* RECORDS SUPPLIED *
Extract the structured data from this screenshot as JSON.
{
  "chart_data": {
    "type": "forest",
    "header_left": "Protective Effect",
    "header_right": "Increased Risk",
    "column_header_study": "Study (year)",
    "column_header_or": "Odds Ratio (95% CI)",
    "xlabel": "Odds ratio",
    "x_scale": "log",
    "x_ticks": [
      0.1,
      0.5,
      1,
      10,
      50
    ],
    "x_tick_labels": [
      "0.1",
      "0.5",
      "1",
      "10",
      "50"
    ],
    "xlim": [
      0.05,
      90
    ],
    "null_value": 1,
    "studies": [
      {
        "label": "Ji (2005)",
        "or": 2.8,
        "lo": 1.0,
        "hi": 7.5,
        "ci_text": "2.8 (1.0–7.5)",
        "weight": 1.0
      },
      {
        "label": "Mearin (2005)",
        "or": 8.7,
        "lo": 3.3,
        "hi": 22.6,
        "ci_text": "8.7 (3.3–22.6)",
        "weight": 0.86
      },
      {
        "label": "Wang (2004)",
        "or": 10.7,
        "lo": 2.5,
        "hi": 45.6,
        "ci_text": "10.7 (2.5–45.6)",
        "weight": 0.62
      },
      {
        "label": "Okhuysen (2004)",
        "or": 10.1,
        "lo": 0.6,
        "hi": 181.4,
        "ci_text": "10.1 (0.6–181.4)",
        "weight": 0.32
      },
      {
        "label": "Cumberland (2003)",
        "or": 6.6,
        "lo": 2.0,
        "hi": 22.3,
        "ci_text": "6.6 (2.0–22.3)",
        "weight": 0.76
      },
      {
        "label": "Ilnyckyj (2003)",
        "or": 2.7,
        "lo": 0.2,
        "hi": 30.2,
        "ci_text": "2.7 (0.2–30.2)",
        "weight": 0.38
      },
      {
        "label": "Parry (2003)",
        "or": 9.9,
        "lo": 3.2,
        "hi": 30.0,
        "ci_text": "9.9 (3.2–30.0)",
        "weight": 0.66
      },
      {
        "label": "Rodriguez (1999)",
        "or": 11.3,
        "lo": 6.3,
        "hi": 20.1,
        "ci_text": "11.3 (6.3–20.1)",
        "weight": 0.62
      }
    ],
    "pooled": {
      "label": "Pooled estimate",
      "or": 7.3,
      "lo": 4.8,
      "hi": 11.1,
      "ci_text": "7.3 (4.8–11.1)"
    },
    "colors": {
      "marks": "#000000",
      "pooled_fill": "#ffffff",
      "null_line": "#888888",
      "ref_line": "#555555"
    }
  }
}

* WORK REQUIRED *
Gather up every line in the data above that contains the word "Odds", copying each one.

* SOLUTION BELOW *
    "column_header_or": "Odds Ratio (95% CI)",
    "xlabel": "Odds ratio",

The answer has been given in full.